DIRECTION:
Here are some records; copy every line that holds the word "тебе".
-- begin DATA PROVIDED --
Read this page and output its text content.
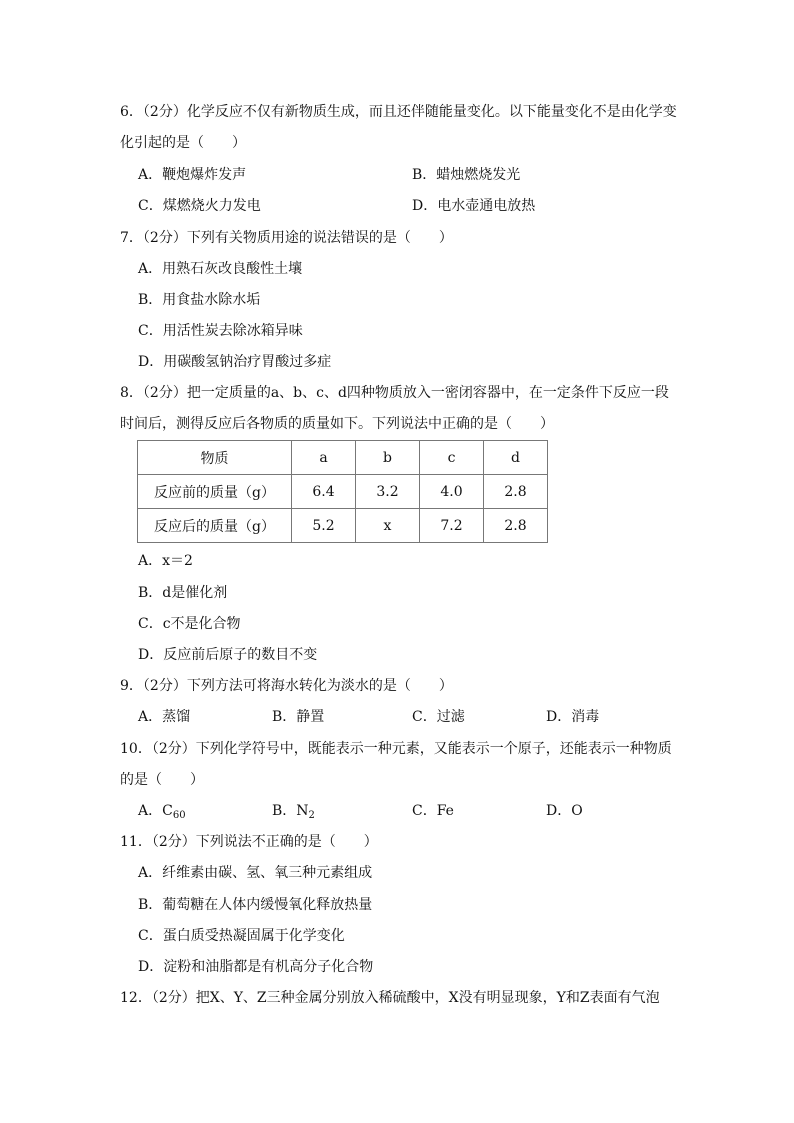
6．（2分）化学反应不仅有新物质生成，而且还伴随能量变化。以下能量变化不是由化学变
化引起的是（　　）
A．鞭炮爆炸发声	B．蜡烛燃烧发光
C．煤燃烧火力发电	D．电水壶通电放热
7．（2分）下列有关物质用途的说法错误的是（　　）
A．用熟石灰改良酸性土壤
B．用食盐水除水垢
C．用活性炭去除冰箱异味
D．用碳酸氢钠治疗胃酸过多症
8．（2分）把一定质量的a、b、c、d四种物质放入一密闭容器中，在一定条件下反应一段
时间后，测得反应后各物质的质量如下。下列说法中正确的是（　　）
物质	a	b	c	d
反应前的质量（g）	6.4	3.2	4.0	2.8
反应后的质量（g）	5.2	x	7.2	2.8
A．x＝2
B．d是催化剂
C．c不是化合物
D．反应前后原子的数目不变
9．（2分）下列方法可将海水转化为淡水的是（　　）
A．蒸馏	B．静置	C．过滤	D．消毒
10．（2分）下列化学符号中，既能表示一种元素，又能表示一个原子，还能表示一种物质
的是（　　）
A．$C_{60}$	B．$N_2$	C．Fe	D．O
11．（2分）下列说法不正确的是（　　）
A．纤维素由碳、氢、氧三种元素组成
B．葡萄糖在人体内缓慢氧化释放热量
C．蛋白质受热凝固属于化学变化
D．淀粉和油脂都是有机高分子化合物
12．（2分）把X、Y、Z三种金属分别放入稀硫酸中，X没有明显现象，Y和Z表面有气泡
-- end DATA PROVIDED --
-- begin DATA PROVIDED --
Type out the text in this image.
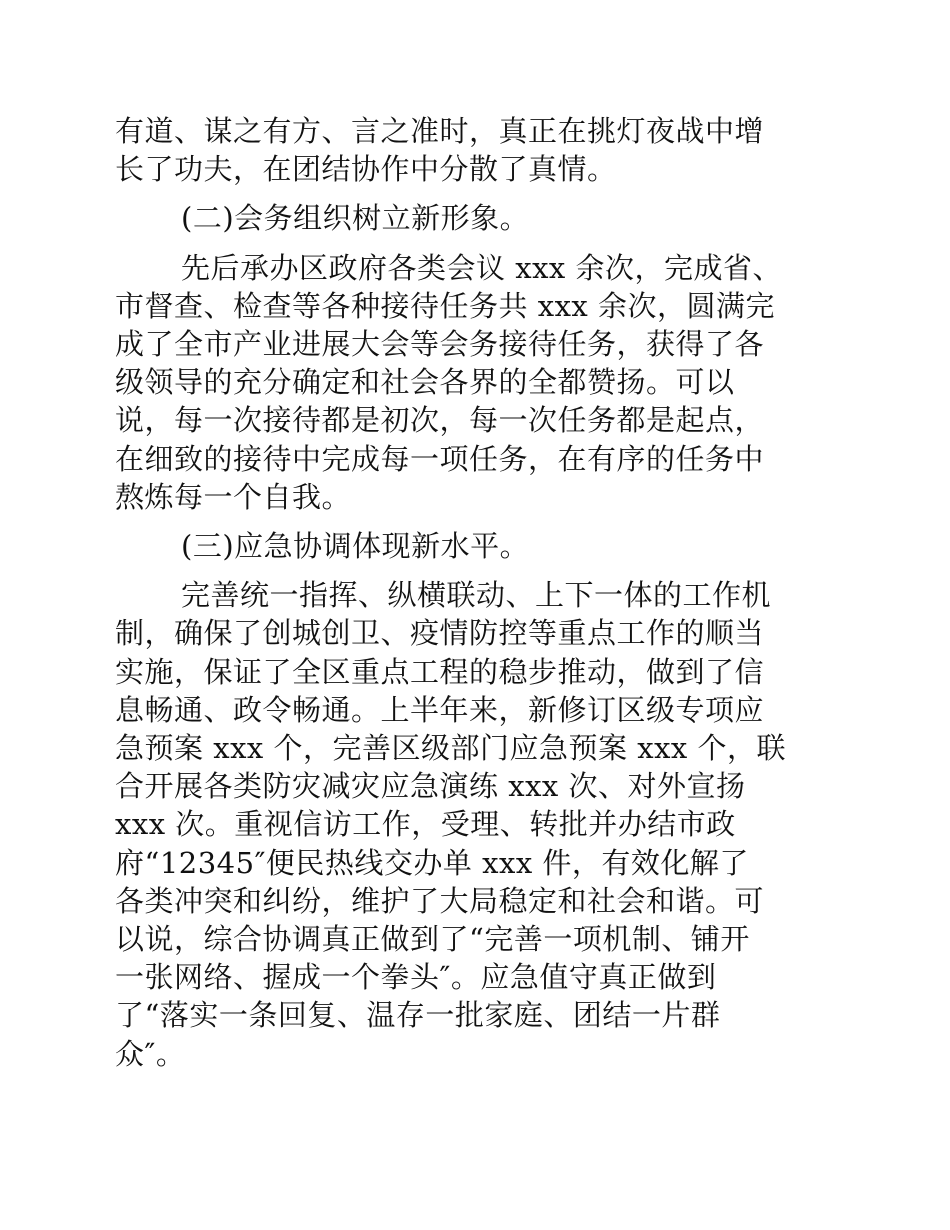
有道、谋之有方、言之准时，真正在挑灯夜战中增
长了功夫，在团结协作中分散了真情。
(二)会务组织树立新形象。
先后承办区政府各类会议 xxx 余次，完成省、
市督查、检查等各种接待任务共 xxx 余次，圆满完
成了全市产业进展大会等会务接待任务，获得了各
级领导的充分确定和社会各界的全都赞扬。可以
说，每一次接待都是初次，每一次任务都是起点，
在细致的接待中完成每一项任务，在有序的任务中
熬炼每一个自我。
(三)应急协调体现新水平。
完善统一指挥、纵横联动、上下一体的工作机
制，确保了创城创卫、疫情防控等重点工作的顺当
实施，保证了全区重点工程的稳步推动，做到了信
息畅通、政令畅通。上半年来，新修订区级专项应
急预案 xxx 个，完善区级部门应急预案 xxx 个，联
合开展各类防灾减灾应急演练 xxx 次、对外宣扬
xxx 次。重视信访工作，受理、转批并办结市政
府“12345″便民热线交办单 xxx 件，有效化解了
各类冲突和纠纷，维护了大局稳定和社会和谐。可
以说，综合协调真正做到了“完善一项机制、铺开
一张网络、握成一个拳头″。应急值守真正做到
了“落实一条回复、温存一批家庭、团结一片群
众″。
-- end DATA PROVIDED --
-- begin DATA PROVIDED --
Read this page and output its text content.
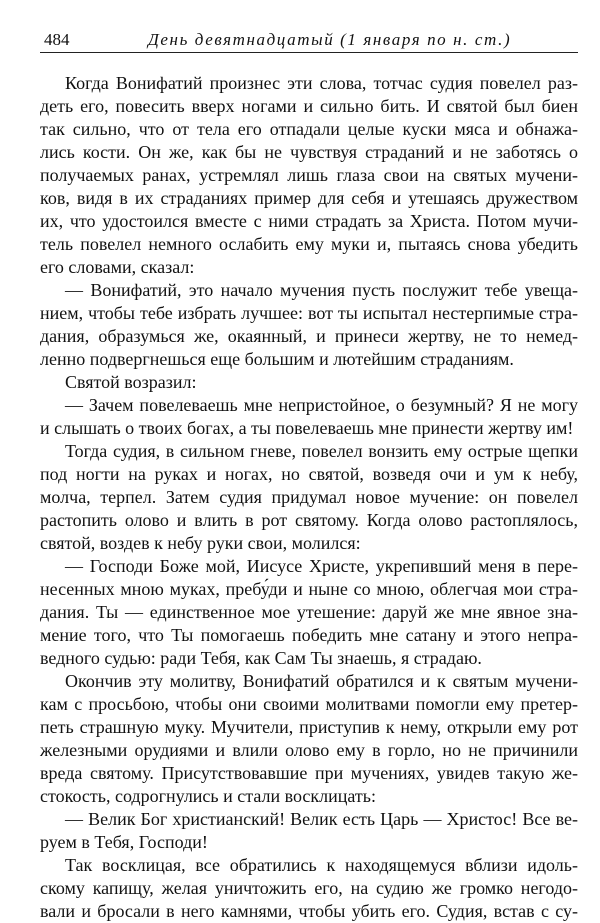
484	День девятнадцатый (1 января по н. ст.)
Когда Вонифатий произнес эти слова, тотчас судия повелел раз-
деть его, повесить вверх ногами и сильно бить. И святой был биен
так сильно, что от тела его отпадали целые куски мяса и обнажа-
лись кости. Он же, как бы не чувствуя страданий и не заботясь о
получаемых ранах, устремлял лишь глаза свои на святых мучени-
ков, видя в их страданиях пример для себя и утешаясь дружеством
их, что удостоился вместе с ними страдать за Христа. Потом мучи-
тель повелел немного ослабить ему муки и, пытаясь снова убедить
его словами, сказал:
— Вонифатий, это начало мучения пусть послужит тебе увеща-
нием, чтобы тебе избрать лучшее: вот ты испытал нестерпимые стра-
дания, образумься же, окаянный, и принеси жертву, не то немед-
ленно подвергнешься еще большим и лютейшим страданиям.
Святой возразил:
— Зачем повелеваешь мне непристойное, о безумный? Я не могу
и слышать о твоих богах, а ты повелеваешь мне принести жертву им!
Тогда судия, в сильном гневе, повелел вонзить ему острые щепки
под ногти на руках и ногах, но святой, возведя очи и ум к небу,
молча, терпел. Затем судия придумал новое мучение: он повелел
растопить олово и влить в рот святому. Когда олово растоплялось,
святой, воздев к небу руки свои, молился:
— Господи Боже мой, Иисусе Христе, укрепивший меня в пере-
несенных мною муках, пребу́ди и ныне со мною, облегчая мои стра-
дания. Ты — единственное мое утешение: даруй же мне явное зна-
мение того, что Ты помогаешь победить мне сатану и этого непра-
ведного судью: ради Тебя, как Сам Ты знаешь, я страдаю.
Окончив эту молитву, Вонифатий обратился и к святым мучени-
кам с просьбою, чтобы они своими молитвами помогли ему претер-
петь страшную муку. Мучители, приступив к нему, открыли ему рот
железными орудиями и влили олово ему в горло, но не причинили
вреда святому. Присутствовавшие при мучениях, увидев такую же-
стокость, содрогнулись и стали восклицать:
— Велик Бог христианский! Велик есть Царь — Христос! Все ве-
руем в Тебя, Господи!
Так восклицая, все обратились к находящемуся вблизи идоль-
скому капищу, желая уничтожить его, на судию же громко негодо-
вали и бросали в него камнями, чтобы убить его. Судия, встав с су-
-- end DATA PROVIDED --
EXERCISE RESULT:
— Вонифатий, это начало мучения пусть послужит тебе увеща-
нием, чтобы тебе избрать лучшее: вот ты испытал нестерпимые стра-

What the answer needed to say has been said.